Copy each line of the records that holds the string "Learning".
**** Material to process ****
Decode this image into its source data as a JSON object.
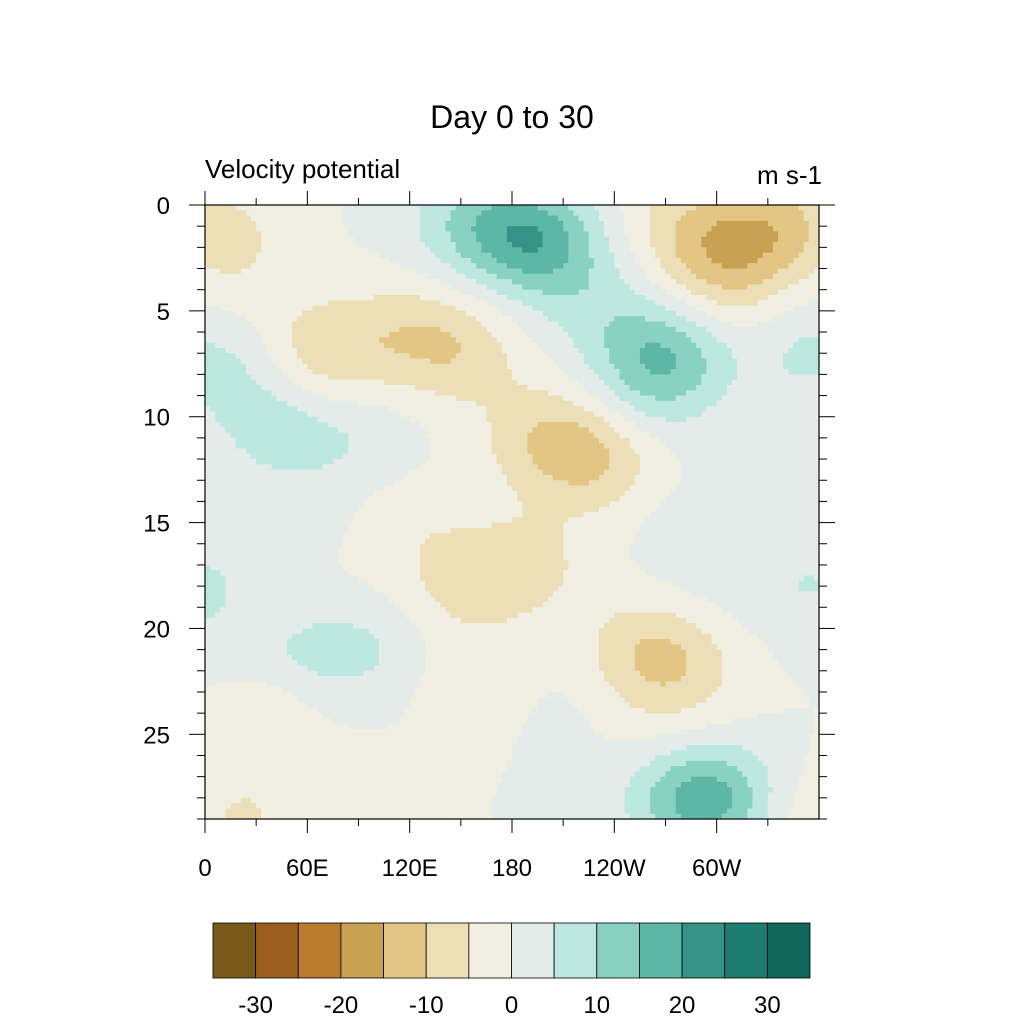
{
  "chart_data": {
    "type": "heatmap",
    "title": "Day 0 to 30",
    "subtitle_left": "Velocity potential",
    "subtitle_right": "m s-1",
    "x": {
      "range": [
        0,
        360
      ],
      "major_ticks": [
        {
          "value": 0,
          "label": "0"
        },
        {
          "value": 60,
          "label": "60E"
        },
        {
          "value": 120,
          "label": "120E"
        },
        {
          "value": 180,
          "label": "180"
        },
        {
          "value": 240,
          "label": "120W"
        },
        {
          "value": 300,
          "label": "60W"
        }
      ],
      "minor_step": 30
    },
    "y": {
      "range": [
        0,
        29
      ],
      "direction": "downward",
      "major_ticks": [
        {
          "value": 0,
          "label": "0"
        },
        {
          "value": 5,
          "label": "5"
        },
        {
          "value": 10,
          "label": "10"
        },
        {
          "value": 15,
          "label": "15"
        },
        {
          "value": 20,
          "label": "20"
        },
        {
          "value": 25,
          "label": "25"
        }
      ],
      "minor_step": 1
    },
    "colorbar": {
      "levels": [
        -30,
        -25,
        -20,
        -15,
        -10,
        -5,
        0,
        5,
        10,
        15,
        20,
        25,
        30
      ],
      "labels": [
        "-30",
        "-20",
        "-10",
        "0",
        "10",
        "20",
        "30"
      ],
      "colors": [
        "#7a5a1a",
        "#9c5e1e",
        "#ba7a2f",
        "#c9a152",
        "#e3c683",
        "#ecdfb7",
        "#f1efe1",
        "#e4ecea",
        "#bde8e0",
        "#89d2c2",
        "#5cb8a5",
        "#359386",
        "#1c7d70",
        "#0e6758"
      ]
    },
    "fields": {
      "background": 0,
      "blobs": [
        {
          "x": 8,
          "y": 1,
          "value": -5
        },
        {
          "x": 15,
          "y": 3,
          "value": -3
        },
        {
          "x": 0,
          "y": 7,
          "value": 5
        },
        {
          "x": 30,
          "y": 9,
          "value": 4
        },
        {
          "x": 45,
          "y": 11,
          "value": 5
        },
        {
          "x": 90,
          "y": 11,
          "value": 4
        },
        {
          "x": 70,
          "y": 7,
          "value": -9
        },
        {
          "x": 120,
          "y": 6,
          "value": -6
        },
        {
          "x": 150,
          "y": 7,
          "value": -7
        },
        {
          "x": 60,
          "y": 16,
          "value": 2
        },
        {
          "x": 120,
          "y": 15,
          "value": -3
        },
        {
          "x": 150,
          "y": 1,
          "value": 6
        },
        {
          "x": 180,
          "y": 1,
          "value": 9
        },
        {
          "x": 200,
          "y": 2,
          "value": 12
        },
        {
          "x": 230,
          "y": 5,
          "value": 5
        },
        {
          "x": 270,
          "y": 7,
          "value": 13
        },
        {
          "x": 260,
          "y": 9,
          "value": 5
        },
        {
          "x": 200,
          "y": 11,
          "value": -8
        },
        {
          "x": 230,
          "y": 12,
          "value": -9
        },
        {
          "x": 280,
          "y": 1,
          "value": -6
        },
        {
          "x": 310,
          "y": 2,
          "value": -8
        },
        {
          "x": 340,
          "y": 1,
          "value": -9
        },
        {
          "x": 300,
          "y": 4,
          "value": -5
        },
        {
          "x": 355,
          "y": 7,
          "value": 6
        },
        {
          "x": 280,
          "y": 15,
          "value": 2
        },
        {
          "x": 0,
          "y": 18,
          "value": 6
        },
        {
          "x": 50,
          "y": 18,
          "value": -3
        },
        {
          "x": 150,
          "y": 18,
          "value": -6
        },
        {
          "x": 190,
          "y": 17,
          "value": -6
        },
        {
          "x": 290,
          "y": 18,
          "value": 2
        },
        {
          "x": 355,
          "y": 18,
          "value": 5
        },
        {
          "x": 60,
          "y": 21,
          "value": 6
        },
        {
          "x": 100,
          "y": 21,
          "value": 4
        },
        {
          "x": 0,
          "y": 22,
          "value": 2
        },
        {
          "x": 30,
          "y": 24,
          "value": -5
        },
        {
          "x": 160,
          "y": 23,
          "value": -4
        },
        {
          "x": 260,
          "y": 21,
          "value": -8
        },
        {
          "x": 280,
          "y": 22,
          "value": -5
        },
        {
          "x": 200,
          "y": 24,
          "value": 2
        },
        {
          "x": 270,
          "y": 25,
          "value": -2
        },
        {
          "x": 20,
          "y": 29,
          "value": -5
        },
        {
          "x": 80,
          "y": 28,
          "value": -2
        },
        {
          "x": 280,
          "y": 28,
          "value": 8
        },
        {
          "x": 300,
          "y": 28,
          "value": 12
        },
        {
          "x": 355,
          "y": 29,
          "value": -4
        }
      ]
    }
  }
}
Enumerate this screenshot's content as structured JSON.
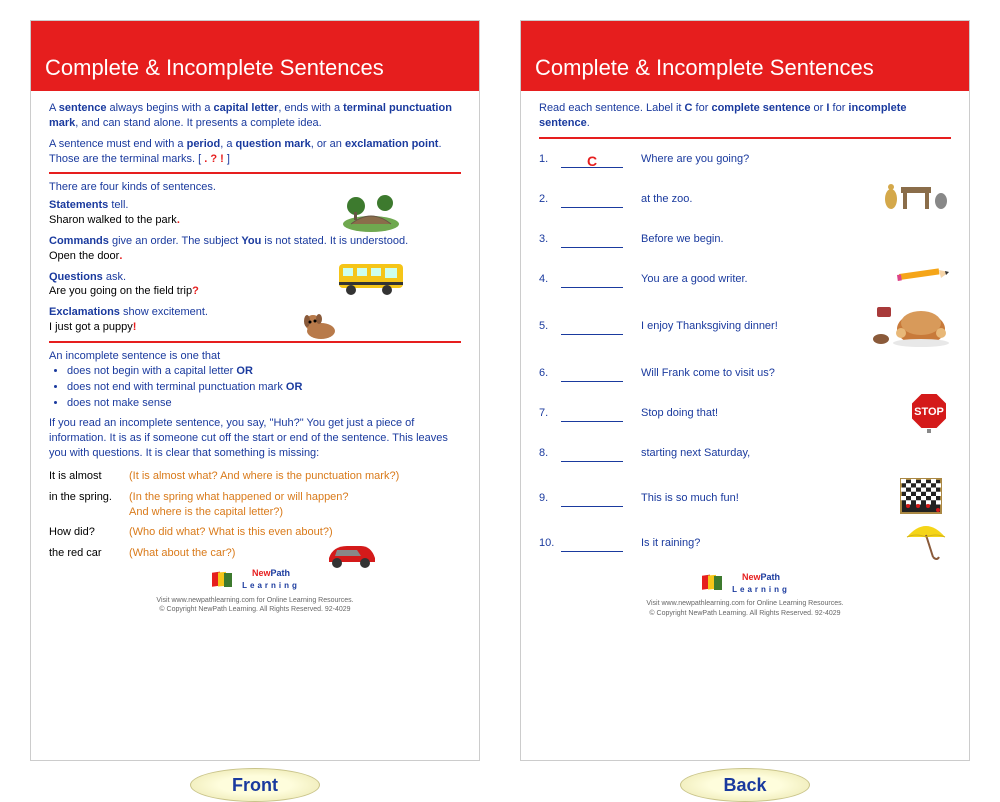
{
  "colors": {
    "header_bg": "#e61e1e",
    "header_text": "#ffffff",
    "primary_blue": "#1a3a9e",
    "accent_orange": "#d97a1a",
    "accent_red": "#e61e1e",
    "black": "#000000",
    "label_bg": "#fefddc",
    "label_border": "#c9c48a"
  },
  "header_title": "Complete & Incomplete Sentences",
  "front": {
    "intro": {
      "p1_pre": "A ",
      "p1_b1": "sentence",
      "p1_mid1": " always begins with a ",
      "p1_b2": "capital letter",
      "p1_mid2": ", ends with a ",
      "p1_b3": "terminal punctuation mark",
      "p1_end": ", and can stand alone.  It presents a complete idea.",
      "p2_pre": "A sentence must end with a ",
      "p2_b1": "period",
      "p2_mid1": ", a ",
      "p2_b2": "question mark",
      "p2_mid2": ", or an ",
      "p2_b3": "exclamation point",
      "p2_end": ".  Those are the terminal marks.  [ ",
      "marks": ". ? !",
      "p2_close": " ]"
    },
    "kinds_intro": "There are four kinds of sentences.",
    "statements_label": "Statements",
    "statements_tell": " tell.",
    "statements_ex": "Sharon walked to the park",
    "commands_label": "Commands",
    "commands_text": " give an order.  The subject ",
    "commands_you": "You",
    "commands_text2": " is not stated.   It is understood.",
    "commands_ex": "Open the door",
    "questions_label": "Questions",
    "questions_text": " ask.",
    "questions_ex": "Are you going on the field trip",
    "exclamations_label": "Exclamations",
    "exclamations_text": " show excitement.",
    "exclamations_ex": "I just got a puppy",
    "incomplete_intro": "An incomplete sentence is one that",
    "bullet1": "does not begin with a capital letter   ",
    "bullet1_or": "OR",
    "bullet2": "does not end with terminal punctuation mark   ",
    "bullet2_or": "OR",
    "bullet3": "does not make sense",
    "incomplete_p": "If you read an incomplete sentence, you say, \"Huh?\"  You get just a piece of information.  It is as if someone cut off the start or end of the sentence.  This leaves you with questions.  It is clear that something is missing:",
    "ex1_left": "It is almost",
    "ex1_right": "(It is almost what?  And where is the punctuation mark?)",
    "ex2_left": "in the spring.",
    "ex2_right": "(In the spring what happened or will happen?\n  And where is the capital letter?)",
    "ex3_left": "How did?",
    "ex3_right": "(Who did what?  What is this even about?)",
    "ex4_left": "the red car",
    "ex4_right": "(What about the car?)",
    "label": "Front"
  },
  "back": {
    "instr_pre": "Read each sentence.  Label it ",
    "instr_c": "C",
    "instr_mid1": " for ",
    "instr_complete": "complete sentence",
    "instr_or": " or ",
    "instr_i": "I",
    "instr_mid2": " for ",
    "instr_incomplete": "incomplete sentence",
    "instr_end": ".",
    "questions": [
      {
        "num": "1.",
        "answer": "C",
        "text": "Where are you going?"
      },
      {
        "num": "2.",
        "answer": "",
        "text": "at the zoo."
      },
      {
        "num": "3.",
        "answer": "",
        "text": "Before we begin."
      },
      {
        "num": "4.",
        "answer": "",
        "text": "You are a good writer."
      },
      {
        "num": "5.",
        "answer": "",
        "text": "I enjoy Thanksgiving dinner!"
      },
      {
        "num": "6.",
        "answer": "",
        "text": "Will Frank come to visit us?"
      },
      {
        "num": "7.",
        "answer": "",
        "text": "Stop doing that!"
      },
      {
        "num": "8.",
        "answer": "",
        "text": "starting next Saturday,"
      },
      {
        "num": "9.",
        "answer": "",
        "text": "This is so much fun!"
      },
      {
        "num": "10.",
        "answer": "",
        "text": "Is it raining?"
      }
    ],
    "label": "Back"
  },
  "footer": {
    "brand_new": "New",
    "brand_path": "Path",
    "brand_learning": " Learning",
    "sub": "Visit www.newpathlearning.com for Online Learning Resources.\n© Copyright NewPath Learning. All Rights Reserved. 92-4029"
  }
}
****
Completed task:
    "brand_learning": " Learning",
    "sub": "Visit www.newpathlearning.com for Online Learning Resources.\n© Copyright NewPath Learning. All Rights Reserved. 92-4029"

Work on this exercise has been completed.